[Stored data]
┄┄┄┄┄┄
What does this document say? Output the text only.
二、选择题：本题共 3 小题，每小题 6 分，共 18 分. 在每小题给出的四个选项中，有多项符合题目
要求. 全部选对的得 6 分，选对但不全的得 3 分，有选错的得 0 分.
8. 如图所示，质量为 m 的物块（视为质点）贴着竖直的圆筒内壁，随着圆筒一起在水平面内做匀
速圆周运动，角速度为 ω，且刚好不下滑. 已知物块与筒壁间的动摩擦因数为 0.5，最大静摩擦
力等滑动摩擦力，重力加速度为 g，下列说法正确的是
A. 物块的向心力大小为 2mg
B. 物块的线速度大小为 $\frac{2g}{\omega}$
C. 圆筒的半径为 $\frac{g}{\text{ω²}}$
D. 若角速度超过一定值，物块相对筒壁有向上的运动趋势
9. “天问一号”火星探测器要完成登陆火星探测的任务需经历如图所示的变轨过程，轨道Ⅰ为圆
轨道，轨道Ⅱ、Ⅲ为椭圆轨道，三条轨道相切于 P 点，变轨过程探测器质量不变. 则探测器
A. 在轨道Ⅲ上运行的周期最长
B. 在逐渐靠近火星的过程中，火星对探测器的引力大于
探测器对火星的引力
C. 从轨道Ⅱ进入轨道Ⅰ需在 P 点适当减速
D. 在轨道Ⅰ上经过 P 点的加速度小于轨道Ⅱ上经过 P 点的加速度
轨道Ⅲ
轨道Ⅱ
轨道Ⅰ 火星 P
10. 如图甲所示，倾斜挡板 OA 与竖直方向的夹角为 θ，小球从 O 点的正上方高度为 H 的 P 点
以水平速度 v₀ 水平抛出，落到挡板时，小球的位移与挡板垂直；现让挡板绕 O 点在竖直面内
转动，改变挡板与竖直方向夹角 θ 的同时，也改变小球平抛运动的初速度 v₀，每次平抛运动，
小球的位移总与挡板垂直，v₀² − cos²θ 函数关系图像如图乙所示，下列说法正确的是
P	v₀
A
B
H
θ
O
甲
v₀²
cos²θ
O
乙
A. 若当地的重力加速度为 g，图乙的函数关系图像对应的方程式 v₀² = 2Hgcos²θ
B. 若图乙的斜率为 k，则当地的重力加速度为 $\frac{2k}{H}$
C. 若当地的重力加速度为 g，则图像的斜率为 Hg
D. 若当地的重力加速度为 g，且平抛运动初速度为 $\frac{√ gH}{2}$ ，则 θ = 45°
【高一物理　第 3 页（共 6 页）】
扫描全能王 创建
┄┄┄┄┄┄
[To do]: Each line in the entries above that includes the string "下列说法正确的是" should be extracted.

[Written solution]:
力等滑动摩擦力，重力加速度为 g，下列说法正确的是
小球的位移总与挡板垂直，v₀² − cos²θ 函数关系图像如图乙所示，下列说法正确的是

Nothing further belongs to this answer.